PROVIDED DATA:
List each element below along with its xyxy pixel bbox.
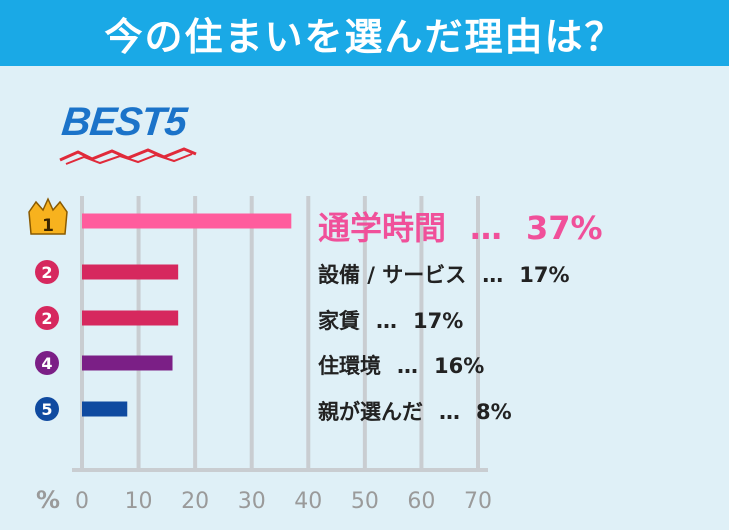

==

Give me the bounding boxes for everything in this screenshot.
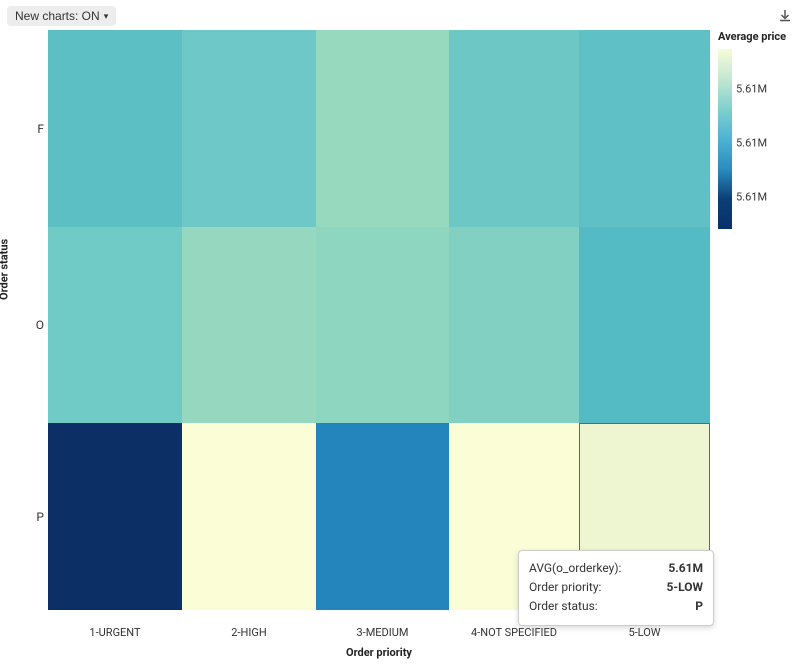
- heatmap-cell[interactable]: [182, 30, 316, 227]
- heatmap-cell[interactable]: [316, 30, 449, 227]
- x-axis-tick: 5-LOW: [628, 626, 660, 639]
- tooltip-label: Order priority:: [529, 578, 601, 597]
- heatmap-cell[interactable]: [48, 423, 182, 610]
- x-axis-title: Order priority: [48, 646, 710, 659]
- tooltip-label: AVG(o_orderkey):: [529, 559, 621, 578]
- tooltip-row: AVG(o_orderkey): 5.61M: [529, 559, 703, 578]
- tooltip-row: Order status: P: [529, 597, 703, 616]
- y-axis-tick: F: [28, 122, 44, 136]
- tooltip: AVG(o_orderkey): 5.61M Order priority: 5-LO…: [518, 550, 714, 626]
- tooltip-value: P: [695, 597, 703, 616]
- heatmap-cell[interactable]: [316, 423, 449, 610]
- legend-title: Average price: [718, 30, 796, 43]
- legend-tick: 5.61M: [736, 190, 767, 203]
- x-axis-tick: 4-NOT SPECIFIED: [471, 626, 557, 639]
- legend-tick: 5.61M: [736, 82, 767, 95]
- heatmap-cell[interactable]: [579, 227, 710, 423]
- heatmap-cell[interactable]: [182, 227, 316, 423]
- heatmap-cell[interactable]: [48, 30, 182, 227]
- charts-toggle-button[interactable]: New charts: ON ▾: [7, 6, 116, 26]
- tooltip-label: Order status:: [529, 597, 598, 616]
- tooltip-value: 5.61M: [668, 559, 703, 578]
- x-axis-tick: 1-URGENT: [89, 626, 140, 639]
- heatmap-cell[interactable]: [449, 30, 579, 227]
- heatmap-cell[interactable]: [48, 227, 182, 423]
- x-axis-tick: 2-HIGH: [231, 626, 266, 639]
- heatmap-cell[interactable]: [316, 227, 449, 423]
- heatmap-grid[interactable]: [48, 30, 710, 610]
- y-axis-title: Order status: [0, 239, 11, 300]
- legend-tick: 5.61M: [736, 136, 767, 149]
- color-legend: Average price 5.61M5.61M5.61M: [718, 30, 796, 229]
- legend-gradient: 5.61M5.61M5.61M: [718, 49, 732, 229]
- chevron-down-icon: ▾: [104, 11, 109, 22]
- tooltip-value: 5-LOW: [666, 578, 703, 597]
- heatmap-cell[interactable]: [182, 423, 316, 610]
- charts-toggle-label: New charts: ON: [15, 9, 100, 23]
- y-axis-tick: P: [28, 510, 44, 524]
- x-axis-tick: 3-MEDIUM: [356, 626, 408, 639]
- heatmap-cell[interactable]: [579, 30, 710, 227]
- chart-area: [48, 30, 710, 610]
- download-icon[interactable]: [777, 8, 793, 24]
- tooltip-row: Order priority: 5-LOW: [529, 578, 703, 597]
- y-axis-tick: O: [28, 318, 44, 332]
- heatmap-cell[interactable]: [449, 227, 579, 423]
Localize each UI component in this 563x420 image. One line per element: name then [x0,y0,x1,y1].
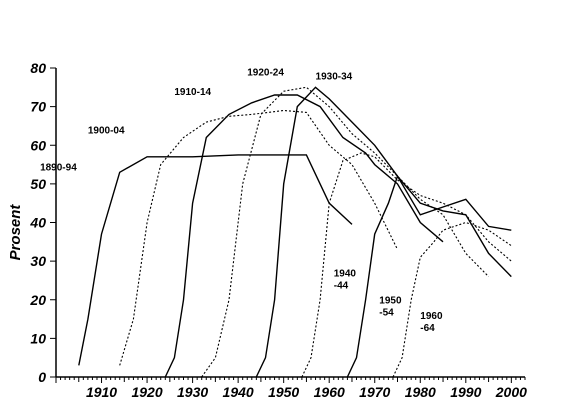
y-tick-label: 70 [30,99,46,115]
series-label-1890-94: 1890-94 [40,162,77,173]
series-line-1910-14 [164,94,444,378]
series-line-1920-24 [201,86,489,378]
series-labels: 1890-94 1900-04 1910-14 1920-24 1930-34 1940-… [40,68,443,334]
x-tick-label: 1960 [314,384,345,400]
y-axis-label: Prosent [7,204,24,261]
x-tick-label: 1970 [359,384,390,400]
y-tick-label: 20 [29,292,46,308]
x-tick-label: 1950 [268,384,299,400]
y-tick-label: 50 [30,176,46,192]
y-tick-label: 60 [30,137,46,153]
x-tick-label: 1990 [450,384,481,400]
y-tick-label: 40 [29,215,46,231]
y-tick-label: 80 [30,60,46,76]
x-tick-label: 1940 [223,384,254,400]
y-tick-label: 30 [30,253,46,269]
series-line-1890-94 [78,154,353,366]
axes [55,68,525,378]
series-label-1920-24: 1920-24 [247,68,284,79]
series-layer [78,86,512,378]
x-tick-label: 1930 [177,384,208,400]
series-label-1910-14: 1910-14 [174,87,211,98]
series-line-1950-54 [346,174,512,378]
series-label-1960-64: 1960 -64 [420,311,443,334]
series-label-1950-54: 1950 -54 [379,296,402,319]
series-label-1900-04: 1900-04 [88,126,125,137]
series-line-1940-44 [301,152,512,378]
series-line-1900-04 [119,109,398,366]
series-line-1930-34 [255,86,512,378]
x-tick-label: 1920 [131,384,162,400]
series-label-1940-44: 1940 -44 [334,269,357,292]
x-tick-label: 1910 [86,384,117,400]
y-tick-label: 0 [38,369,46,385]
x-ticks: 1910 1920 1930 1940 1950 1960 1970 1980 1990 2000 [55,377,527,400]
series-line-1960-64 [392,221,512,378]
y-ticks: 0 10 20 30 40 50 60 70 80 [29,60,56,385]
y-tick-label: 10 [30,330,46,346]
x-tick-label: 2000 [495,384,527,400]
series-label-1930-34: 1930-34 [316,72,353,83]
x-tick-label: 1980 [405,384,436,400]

* * *

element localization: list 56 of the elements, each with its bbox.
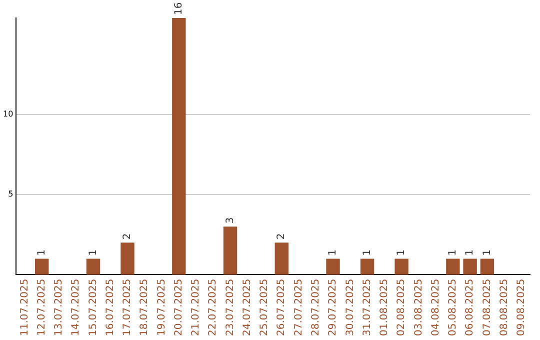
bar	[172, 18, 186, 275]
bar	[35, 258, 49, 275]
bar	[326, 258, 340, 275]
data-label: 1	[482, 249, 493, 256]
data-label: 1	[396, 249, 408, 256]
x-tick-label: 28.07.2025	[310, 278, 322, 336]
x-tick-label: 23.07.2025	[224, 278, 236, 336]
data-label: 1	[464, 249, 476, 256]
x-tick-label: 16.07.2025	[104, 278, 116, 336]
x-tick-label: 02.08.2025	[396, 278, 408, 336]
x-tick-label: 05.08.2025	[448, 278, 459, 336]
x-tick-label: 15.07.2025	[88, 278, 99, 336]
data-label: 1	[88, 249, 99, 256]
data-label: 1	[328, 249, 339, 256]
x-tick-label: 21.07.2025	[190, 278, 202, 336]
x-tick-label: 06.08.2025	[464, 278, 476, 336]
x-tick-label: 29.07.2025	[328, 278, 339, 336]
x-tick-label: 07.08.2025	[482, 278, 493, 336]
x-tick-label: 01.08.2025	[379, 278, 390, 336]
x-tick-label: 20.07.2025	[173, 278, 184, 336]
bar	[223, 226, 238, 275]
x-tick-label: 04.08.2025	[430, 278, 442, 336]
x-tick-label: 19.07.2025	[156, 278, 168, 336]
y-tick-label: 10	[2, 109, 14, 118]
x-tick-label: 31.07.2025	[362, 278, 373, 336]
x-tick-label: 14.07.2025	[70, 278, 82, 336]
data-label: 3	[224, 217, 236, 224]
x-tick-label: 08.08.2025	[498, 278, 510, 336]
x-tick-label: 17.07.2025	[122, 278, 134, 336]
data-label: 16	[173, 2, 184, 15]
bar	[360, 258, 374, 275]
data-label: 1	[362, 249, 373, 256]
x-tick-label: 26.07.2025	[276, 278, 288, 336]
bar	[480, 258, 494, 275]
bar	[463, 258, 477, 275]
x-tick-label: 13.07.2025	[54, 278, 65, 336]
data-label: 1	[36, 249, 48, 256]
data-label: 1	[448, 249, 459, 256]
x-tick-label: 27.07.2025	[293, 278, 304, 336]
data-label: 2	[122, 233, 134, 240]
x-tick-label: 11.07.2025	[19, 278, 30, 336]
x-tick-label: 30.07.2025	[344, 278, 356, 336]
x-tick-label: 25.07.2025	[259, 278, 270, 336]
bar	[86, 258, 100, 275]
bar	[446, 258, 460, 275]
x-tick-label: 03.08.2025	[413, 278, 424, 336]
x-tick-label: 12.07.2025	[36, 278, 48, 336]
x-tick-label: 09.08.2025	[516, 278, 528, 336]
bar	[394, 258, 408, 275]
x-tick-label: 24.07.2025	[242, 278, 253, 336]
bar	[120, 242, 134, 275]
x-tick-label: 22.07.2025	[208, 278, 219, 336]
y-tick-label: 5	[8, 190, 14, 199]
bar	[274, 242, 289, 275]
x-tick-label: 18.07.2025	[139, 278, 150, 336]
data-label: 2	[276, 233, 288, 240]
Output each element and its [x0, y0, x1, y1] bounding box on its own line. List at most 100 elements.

AIM:
Could you rewrite the data from the line that has "element localization: list" through the line that has "258, 477, 275]", replacing "data-label" with "value-label" and keeping everything else unchanged? Leave the pictures out.

RESULT:
element localization: list 56 of the elements, each with its bbox.
bar	[172, 18, 186, 275]
bar	[35, 258, 49, 275]
bar	[326, 258, 340, 275]
value-label: 1	[482, 249, 493, 256]
value-label: 1	[396, 249, 408, 256]
x-tick-label: 28.07.2025	[310, 278, 322, 336]
x-tick-label: 23.07.2025	[224, 278, 236, 336]
value-label: 1	[464, 249, 476, 256]
x-tick-label: 16.07.2025	[104, 278, 116, 336]
x-tick-label: 02.08.2025	[396, 278, 408, 336]
x-tick-label: 05.08.2025	[448, 278, 459, 336]
x-tick-label: 15.07.2025	[88, 278, 99, 336]
value-label: 1	[88, 249, 99, 256]
value-label: 1	[328, 249, 339, 256]
x-tick-label: 21.07.2025	[190, 278, 202, 336]
x-tick-label: 06.08.2025	[464, 278, 476, 336]
x-tick-label: 29.07.2025	[328, 278, 339, 336]
x-tick-label: 07.08.2025	[482, 278, 493, 336]
x-tick-label: 01.08.2025	[379, 278, 390, 336]
x-tick-label: 20.07.2025	[173, 278, 184, 336]
bar	[223, 226, 238, 275]
x-tick-label: 04.08.2025	[430, 278, 442, 336]
x-tick-label: 19.07.2025	[156, 278, 168, 336]
y-tick-label: 10	[2, 109, 14, 118]
x-tick-label: 31.07.2025	[362, 278, 373, 336]
x-tick-label: 14.07.2025	[70, 278, 82, 336]
value-label: 3	[224, 217, 236, 224]
x-tick-label: 08.08.2025	[498, 278, 510, 336]
x-tick-label: 17.07.2025	[122, 278, 134, 336]
value-label: 16	[173, 2, 184, 15]
bar	[360, 258, 374, 275]
value-label: 1	[362, 249, 373, 256]
x-tick-label: 26.07.2025	[276, 278, 288, 336]
bar	[480, 258, 494, 275]
bar	[463, 258, 477, 275]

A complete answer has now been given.